[Dataset excerpts]
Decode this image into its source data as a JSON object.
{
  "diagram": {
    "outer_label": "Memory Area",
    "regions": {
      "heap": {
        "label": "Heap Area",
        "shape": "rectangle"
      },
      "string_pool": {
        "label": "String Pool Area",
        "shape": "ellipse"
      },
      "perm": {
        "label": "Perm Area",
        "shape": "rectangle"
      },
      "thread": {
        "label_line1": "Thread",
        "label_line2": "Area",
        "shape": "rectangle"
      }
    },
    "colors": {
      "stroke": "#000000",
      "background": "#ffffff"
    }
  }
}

==

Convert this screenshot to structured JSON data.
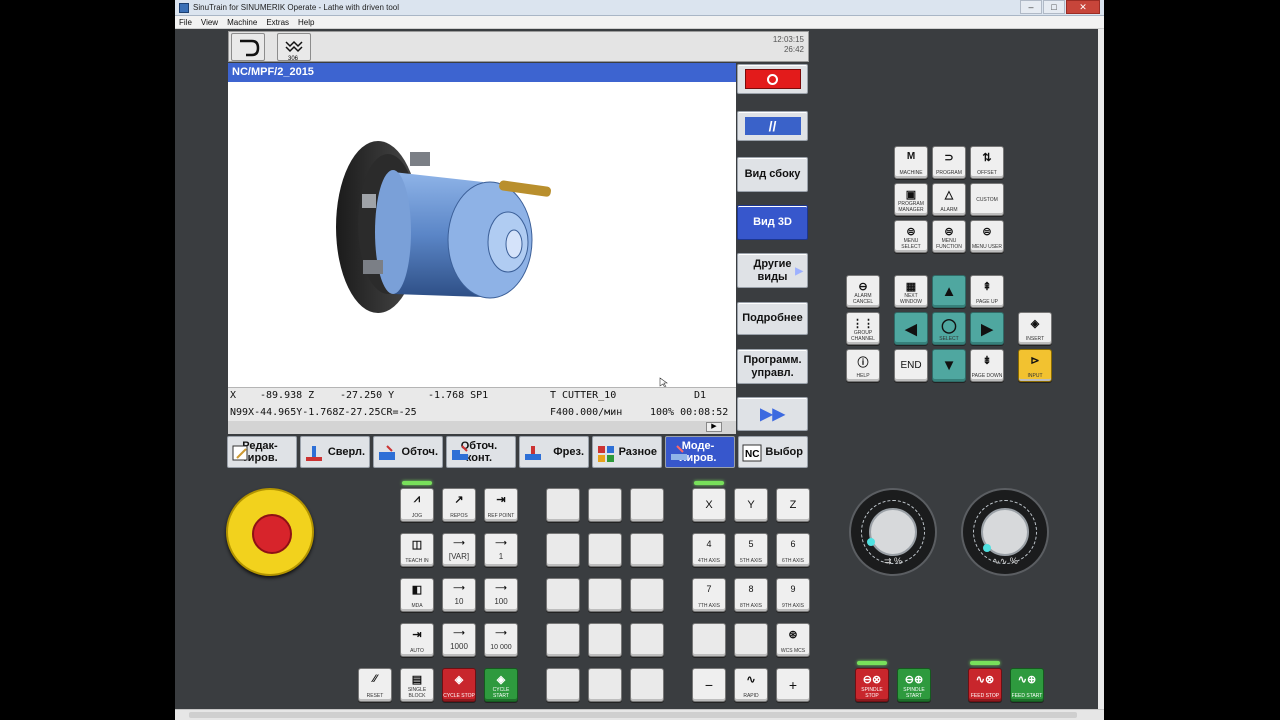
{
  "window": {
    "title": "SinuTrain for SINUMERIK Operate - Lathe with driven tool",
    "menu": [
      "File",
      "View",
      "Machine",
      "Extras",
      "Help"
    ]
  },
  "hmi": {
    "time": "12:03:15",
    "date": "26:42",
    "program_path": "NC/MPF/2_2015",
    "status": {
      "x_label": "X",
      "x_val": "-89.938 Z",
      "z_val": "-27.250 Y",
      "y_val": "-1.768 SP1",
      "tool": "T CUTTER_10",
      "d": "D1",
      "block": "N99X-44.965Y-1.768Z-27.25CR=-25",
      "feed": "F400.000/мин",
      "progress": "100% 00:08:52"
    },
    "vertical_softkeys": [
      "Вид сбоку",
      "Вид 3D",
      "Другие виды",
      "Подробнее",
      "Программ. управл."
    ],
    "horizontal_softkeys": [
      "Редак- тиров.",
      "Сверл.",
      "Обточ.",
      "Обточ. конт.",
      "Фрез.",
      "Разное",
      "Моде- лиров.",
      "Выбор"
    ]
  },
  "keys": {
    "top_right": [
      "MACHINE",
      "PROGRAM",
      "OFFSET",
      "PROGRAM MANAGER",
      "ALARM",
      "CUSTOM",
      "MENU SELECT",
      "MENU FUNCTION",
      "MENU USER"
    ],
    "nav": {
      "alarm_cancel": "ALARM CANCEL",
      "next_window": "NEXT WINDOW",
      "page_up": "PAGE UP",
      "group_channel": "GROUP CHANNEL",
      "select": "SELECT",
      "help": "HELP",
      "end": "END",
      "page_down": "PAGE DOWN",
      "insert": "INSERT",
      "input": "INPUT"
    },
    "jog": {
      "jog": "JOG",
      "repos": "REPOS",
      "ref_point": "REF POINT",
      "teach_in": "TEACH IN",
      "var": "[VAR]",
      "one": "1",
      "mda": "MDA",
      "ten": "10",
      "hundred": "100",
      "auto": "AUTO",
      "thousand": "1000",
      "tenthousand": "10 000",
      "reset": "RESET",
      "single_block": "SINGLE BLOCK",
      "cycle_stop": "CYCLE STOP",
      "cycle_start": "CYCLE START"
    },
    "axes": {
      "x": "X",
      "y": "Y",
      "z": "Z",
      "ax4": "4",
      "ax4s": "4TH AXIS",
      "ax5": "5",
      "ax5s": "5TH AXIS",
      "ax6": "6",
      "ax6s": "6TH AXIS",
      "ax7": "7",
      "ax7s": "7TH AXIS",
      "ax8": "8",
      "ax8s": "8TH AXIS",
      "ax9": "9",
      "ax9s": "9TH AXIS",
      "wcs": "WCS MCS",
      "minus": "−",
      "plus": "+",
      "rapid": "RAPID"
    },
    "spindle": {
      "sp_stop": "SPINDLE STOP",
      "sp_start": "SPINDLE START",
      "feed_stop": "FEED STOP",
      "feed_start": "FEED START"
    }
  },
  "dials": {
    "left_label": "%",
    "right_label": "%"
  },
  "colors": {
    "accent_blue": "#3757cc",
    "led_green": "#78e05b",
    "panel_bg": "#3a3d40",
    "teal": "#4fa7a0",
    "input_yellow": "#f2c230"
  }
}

**WHAT THE EXERCISE ASKS**
How many lines of the listing above include the word "this"? State the number and nothing else.

**FULL SOLUTION**
2